On Being Watched in the 60s

There would come to be the notion that the sixties were the product of immaculate conception. In fact, they were more an act of conversion, conversion of the isolated, unfocussed, dispersed and inarticulate alienation of the 1950s into a mass movement with common language, direction, and rules. One of those rules was that nothing good and pure had ever happened before.

So if you had come of age in the fifties you were something of an anomaly, especially if you were a big guy and white and easily mistaken for a cop. Under a tree by the Lincoln Memorial’s reflecting pool during a big peace march in 1967, the tie-died, pony-tailed protester next to me was quiet for a long time. Then he turned and asked softly, “CIA?”

I puffed on my pipe. “Nope”




I took the pipe out of my mouth. “Half & Half, all day long.”

“Cool,” he said and gave me his love beads.

I did not get off as easily at later demonstrations. At an early environmental protest, an alternative video squad from upstate New York found me taking notes in a dark blue T-shirt and baseball hat. With camera rolling, they quizzed me at length as to my law enforcement affiliation, finding my answers profoundly unconvincing. Later, I sent them some copies of the Gazette along with a note saying that even 220-pound iron-pumpers might want to save the environment. I never heard from them.

Once, a demonstration against a proposed Potomac River bridge was joined by New York City radicals in town for another, more macro-political protest. There was no more ostentatiously radical activists than those nurtured on the polemics and politics of New York City. They were, as Oscar Wilde put it, more certain of everything than I was of anything.

In this case, the New Yorkers’ tactics included throwing rocks at the police. There had not been much of that sort of thing in Washington. As I wandered down Georgetown’s M Street — turned into a sort of free fire zone with helmeted cops on one side and protesters on the other — the prop wash of a rock lapped my face and I decided it was time to leave the scene.

Others did likewise, propelled by the constabulary. The whole protest reformed on the campus of Georgetown University where I was soon accosted by several screaming, camera-grabbing, visiting radicals absolutely convinced that I was an undercover cop. This misapprehension annoyed me, since I was actually one of the few anti-freeway journalists in town. I was about to express my annoyance more firmly when a local demonstration leader stepped in and vouched for my bona fides.

» Listed entries
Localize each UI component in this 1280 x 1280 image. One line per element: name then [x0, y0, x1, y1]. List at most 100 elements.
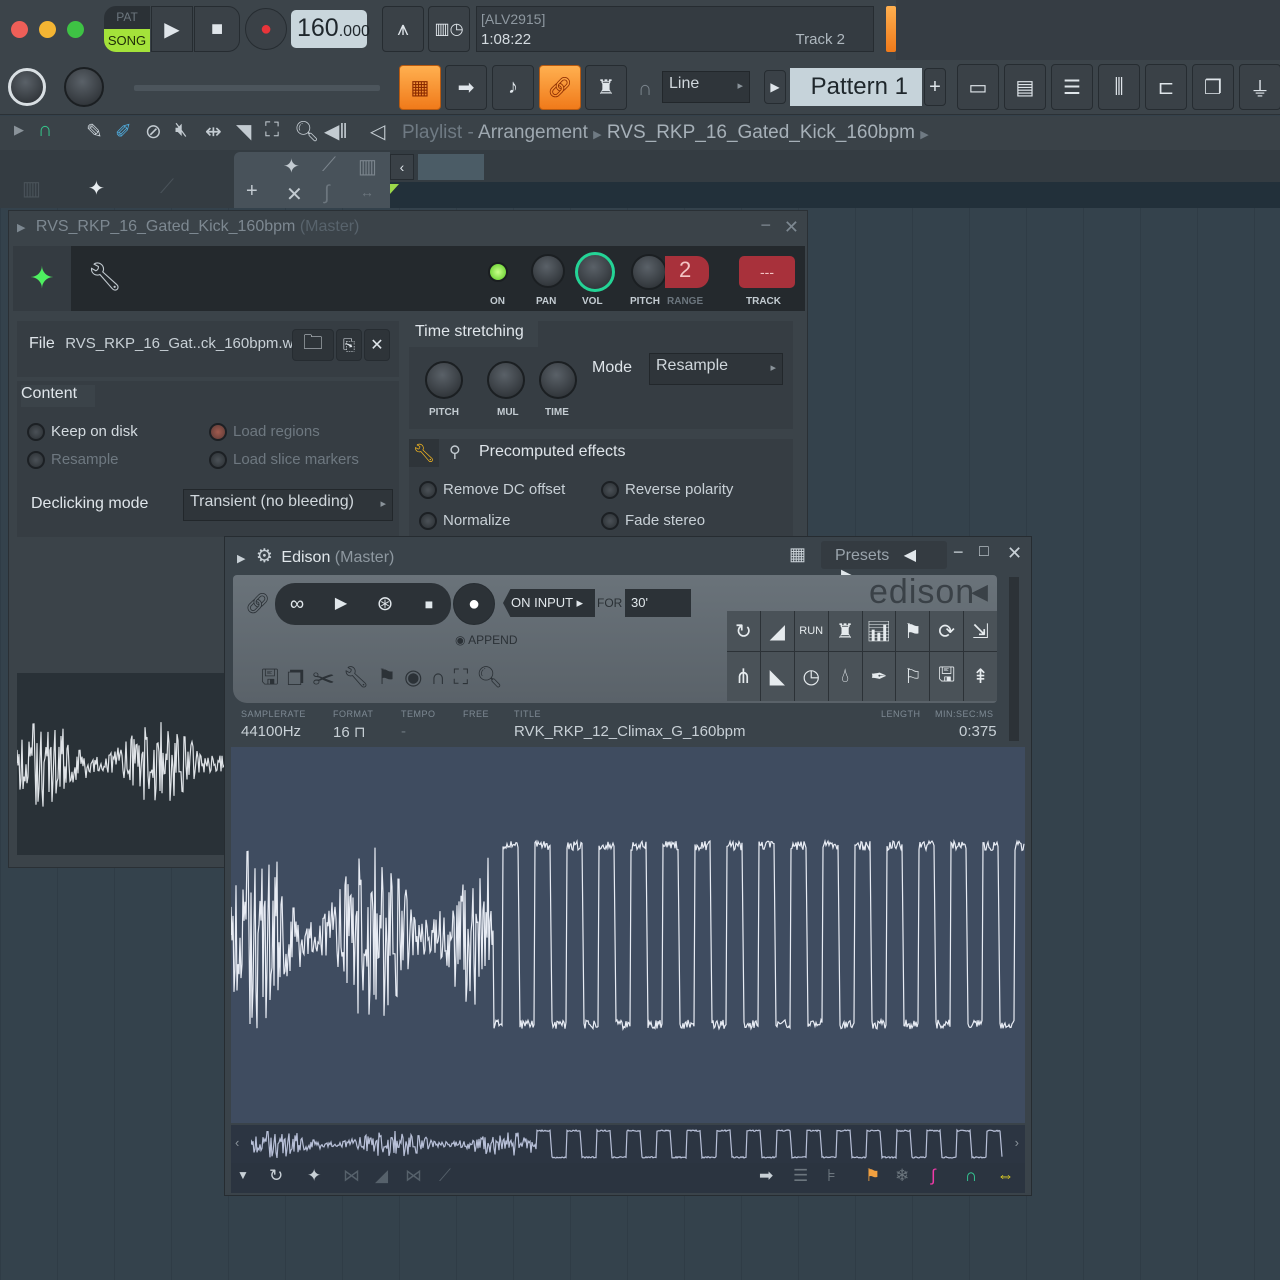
- slice-icon[interactable]: ◥: [236, 119, 251, 144]
- note-button[interactable]: ♪: [492, 65, 534, 110]
- range-display[interactable]: 2: [665, 256, 709, 288]
- minimize-icon[interactable]: −: [760, 215, 771, 236]
- record-button[interactable]: ●: [245, 8, 287, 50]
- loop-button[interactable]: ∞: [275, 583, 319, 625]
- menu-arrow-icon[interactable]: ▶: [237, 553, 245, 565]
- edison-scrollbar[interactable]: [1009, 577, 1019, 741]
- delete-icon[interactable]: ⊘: [145, 119, 162, 144]
- tempo-display[interactable]: 160.000: [291, 10, 370, 48]
- brush-icon[interactable]: ✒: [862, 652, 896, 701]
- sample-preview[interactable]: [16, 673, 231, 855]
- input-button[interactable]: ⊛: [363, 583, 407, 625]
- mic-button[interactable]: ♜: [585, 65, 627, 110]
- file-tree-button[interactable]: ⎘: [336, 329, 362, 361]
- marker-icon[interactable]: ⚑: [865, 1166, 880, 1186]
- maximize-icon[interactable]: □: [979, 543, 989, 561]
- stretch-icon[interactable]: ⇔: [997, 1166, 1014, 1186]
- minimize-window-button[interactable]: [39, 21, 56, 38]
- indent-icon[interactable]: ⊧: [827, 1166, 836, 1186]
- mixer-button[interactable]: ⫼: [1098, 64, 1140, 110]
- spectrum-icon[interactable]: 📊︎: [862, 611, 896, 651]
- browser-button[interactable]: ⊏: [1145, 64, 1187, 110]
- split-icon[interactable]: ⋈: [405, 1166, 422, 1186]
- reverse-polarity-option[interactable]: Reverse polarity: [601, 481, 733, 500]
- normalize-option[interactable]: Normalize: [419, 512, 511, 531]
- tune-icon[interactable]: ⋔: [727, 652, 760, 701]
- paint-icon[interactable]: ✐: [115, 119, 132, 144]
- automation-icon[interactable]: ⟋: [439, 1166, 451, 1186]
- wait-input-button[interactable]: ▥◷: [428, 6, 470, 52]
- scroll-right-icon[interactable]: ›: [1015, 1135, 1019, 1150]
- snowflake-icon[interactable]: ❄: [895, 1166, 909, 1186]
- time-icon[interactable]: ◷: [794, 652, 828, 701]
- on-led[interactable]: [488, 262, 508, 282]
- add-pattern-button[interactable]: +: [924, 68, 946, 106]
- pat-song-toggle[interactable]: PAT SONG: [104, 6, 150, 52]
- keep-on-disk-option[interactable]: Keep on disk: [27, 423, 138, 442]
- piano-roll-button[interactable]: ▤: [1004, 64, 1046, 110]
- snap-select[interactable]: Line: [662, 71, 750, 103]
- fade-in-icon[interactable]: ◢: [760, 611, 794, 651]
- refresh-icon[interactable]: ↻: [269, 1166, 283, 1186]
- duration-select[interactable]: 30': [625, 589, 691, 617]
- master-volume-knob[interactable]: [8, 68, 46, 106]
- master-pitch-knob[interactable]: [64, 67, 104, 107]
- window-titlebar[interactable]: ▶ RVS_RKP_16_Gated_Kick_160bpm (Master) …: [9, 211, 809, 245]
- record-button[interactable]: ●: [453, 583, 495, 625]
- grid-icon[interactable]: ▦: [789, 544, 806, 565]
- plugin-button[interactable]: ⏚: [1239, 64, 1280, 110]
- stop-button[interactable]: ■: [194, 6, 240, 52]
- mute-icon[interactable]: 🔇︎: [175, 119, 188, 142]
- save-icon[interactable]: 🖫: [261, 666, 287, 689]
- speaker-icon[interactable]: ◀: [971, 579, 988, 605]
- drop-icon[interactable]: 💧︎: [828, 652, 862, 701]
- clear-file-button[interactable]: ✕: [364, 329, 390, 361]
- overview-scrollbar[interactable]: ‹ ›: [231, 1125, 1025, 1163]
- playlist-button[interactable]: ▭: [957, 64, 999, 110]
- trim-icon[interactable]: ⋈: [343, 1166, 360, 1186]
- align-icon[interactable]: ☰: [793, 1166, 808, 1186]
- ts-pitch-knob[interactable]: [425, 361, 463, 399]
- magnet-icon[interactable]: ∩: [38, 119, 52, 142]
- pitch-knob[interactable]: [631, 254, 667, 290]
- scroll-left-icon[interactable]: ‹: [235, 1135, 239, 1150]
- select-icon[interactable]: ⛶: [265, 119, 279, 142]
- mixer-peak-button[interactable]: [886, 6, 896, 52]
- tab-sample[interactable]: ✦: [13, 246, 71, 311]
- breadcrumb-clip[interactable]: RVS_RKP_16_Gated_Kick_160bpm: [607, 122, 915, 143]
- declicking-select[interactable]: Transient (no bleeding): [183, 489, 393, 521]
- append-option[interactable]: ◉ APPEND: [455, 633, 518, 647]
- play-button[interactable]: ▶: [151, 6, 193, 52]
- presets-selector[interactable]: Presets ◀ ▶: [821, 541, 947, 584]
- playback-icon[interactable]: ◀‖: [324, 119, 348, 144]
- pencil-icon[interactable]: ✎: [86, 119, 103, 144]
- breadcrumb-arrangement[interactable]: Arrangement: [478, 122, 588, 143]
- stop-button[interactable]: ■: [407, 583, 451, 625]
- play-button[interactable]: ▶: [319, 583, 363, 625]
- arrow-button[interactable]: ➡: [445, 65, 487, 110]
- zoom-icon[interactable]: 🔍︎: [294, 119, 319, 144]
- close-icon[interactable]: ✕: [784, 217, 799, 238]
- browse-file-button[interactable]: 🗀︎: [292, 329, 334, 361]
- channel-rack-button[interactable]: ☰: [1051, 64, 1093, 110]
- playlist-scroll-thumb[interactable]: [418, 154, 484, 180]
- audio-wave-icon[interactable]: ✦: [307, 1166, 321, 1186]
- ts-time-knob[interactable]: [539, 361, 577, 399]
- pattern-selector[interactable]: Pattern 1: [790, 68, 922, 106]
- magnet-icon[interactable]: ∩: [965, 1166, 977, 1186]
- link-button[interactable]: 🔗︎: [539, 65, 581, 110]
- scroll-left-button[interactable]: ‹: [390, 154, 414, 180]
- undo-icon[interactable]: ↻: [727, 611, 760, 651]
- menu-arrow-icon[interactable]: ▶: [17, 222, 25, 234]
- load-regions-option[interactable]: Load regions: [209, 423, 320, 442]
- fade-out-icon[interactable]: ◣: [760, 652, 794, 701]
- close-icon[interactable]: ✕: [1007, 543, 1022, 564]
- sample-title[interactable]: RVK_RKP_12_Climax_G_160bpm: [514, 723, 746, 740]
- minimize-icon[interactable]: −: [953, 542, 964, 563]
- playhead-marker[interactable]: [390, 184, 399, 194]
- step-seq-button[interactable]: ▦: [399, 65, 441, 110]
- slice-icon[interactable]: ⚐: [896, 652, 930, 701]
- loop-icon[interactable]: ⟳: [930, 611, 964, 651]
- select-icon[interactable]: ⇲: [964, 611, 997, 651]
- project-button[interactable]: ❐: [1192, 64, 1234, 110]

» Stated goal 1
Update the essay on being watched in the 60s from "There would come" up to and including "his love beads.", with "peace march" changed to "antiwar rally".
» Stated goal 2
In the essay on being watched in the 60s, what did the pony-tailed protester give the writer after they talked by the reflecting pool?

» Worked answer 1
There would come to be the notion that the sixties were the product of immaculate conception. In fact, they were more an act of conversion, conversion of the isolated, unfocussed, dispersed and inarticulate alienation of the 1950s into a mass movement with common language, direction, and rules. One of those rules was that nothing good and pure had ever happened before.

So if you had come of age in the fifties you were something of an anomaly, especially if you were a big guy and white and easily mistaken for a cop. Under a tree by the Lincoln Memorial’s reflecting pool during a big antiwar rally in 1967, the tie-died, pony-tailed protester next to me was quiet for a long time. Then he turned and asked softly, “CIA?”

I puffed on my pipe. “Nope”




I took the pipe out of my mouth. “Half & Half, all day long.”

“Cool,” he said and gave me his love beads.

» Worked answer 2
His love beads.